# Given data
--*--

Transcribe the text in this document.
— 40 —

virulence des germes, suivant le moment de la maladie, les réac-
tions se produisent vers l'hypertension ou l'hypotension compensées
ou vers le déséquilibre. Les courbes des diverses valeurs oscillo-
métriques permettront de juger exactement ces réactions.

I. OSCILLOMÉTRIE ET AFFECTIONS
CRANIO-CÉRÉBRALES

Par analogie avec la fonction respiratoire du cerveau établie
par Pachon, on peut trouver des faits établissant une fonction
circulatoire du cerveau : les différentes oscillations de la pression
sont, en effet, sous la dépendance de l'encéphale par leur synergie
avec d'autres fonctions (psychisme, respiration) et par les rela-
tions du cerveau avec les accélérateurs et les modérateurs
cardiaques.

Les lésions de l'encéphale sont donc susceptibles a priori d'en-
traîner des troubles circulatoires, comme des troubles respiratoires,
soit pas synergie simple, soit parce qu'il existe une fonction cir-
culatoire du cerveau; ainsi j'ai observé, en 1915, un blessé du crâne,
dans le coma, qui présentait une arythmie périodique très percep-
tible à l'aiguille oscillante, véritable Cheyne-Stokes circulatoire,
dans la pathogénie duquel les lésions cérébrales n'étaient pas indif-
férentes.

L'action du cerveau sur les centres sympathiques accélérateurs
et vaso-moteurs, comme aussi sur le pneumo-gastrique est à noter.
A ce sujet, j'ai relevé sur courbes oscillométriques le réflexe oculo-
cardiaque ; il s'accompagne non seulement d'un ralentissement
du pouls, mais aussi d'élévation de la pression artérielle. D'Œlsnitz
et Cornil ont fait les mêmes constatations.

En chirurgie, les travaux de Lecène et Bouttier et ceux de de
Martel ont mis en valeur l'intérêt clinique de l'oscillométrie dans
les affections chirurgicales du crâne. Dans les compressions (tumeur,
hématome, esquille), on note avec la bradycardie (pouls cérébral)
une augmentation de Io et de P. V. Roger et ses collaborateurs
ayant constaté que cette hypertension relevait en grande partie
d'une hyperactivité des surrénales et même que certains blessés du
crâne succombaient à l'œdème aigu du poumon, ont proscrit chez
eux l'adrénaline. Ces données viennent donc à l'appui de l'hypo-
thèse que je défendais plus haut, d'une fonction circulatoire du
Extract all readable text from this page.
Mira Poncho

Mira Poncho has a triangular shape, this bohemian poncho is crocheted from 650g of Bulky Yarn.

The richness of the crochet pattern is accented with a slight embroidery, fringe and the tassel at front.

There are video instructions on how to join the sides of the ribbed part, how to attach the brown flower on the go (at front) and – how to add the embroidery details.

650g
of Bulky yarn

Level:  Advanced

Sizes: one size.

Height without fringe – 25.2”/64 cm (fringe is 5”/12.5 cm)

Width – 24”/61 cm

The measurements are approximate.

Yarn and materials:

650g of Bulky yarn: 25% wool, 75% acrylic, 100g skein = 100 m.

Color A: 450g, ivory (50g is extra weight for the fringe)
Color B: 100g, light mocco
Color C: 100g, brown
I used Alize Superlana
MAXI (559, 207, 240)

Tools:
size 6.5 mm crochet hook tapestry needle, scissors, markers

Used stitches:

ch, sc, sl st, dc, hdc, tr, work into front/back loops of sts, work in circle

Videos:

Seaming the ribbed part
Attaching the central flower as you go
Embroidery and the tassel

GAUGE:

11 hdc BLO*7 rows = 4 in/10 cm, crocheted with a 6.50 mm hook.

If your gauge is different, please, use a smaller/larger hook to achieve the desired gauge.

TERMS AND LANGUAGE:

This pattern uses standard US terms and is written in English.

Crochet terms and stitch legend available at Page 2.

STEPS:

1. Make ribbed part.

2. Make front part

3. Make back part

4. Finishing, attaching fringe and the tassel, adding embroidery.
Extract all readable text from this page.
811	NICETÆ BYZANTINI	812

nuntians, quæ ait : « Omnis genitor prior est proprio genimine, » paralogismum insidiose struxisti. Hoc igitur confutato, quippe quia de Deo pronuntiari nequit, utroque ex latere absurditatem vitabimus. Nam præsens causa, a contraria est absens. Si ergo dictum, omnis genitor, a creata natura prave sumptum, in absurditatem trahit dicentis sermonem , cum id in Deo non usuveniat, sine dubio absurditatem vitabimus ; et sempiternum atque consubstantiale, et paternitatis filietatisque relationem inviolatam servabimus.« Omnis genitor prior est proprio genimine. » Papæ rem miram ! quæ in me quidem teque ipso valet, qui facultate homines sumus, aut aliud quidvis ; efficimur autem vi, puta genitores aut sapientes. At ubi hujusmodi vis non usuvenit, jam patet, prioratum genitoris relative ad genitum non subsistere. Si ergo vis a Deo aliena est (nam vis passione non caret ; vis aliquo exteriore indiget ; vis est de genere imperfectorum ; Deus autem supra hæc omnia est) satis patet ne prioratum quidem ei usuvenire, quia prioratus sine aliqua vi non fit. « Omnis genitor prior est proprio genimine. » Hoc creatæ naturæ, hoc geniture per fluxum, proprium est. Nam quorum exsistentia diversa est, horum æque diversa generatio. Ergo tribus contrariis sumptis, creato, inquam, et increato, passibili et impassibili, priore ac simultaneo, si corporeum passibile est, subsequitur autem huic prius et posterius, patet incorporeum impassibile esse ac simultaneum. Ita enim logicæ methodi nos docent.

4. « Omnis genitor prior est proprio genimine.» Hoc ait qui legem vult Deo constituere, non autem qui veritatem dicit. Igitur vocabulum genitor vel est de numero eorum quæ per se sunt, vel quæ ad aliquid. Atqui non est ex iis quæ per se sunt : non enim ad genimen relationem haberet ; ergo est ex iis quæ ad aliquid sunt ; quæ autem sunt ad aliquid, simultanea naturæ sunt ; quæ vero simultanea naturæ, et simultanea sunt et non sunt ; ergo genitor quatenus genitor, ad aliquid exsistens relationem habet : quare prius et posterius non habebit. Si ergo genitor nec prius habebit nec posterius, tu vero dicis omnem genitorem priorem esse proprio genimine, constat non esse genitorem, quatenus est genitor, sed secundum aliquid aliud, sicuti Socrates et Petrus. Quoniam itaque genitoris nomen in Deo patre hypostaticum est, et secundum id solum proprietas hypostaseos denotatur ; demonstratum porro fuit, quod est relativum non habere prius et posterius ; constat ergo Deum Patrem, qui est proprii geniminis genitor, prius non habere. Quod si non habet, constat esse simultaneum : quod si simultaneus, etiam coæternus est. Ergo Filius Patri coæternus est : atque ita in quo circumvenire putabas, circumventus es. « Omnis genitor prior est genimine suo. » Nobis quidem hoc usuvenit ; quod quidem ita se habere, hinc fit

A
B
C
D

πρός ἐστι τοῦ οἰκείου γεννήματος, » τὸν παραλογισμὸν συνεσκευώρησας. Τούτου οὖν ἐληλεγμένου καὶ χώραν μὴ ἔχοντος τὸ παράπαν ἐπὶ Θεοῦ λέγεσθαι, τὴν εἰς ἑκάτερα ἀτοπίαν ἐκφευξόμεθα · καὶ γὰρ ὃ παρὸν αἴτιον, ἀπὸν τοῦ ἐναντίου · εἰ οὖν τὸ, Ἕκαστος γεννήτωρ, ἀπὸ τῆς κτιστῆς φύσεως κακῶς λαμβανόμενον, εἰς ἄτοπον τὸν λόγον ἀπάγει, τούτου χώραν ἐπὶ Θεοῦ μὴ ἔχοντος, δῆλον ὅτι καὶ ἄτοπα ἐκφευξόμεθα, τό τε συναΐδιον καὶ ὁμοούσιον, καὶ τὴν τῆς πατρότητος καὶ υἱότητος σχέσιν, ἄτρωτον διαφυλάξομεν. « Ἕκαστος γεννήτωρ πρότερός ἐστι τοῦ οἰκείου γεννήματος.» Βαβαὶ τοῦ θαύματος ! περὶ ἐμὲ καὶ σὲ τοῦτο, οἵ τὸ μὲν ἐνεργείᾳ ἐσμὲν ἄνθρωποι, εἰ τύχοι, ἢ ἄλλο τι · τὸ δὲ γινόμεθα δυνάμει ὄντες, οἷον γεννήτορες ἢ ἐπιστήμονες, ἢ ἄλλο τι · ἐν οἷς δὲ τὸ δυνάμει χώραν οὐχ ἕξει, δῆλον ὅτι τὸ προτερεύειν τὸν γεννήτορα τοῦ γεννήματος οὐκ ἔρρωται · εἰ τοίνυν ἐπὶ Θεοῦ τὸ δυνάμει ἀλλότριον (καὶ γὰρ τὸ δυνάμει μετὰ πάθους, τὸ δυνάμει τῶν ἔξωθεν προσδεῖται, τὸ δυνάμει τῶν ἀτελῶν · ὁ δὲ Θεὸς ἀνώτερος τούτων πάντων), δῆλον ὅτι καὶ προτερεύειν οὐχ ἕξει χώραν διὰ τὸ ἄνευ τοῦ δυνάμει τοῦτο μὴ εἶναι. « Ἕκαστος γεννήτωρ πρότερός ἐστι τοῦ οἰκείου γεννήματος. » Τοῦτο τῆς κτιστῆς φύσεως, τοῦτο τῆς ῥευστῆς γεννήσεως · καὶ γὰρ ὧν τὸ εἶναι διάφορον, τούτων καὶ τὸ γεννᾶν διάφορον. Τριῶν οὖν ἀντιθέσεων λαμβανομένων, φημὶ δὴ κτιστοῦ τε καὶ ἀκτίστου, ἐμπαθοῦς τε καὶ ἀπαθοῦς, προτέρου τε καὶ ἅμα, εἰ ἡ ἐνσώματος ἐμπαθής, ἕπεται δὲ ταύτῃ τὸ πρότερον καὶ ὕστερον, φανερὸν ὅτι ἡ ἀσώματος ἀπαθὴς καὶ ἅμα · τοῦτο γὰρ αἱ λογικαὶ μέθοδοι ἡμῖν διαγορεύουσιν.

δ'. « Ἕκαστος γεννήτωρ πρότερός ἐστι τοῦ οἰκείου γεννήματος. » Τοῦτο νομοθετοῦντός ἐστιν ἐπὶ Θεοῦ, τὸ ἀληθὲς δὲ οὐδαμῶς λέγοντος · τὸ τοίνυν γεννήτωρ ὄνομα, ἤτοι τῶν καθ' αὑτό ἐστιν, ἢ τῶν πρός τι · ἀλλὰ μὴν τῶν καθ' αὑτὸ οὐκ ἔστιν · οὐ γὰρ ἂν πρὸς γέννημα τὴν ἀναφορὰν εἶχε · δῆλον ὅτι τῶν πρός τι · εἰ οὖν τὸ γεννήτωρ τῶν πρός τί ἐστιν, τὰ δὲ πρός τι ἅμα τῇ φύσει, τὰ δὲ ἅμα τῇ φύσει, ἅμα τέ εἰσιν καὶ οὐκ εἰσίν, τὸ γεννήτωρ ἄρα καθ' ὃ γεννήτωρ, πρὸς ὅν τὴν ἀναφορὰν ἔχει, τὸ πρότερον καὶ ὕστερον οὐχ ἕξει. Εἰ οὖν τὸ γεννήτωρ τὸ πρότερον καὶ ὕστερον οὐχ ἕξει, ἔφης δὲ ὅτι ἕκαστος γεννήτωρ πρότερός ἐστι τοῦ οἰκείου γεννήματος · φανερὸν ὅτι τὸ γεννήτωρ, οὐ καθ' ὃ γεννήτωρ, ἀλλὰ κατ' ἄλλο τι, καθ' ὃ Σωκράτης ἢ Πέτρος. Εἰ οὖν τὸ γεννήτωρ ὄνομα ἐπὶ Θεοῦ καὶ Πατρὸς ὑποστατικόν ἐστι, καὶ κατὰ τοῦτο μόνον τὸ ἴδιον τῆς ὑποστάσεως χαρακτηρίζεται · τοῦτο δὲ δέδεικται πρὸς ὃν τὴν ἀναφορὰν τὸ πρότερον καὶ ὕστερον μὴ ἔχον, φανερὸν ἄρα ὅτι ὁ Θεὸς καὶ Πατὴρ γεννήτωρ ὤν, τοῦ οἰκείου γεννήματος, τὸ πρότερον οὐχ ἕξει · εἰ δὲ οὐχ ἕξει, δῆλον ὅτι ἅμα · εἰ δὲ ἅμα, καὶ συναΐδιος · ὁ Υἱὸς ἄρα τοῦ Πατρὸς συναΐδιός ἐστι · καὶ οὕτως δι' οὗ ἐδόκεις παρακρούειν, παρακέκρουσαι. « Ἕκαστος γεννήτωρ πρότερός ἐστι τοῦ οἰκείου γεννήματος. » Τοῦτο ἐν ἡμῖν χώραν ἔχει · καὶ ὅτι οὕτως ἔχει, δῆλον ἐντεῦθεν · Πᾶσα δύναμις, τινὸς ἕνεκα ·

--*--

# Instructions to follow
Lines that hold "brown" are the ones to copy; find all of them.

# Full answer
There are video instructions on how to join the sides of the ribbed part, how to attach the brown flower on the go (at front) and – how to add the embroidery details.
Color C: 100g, brown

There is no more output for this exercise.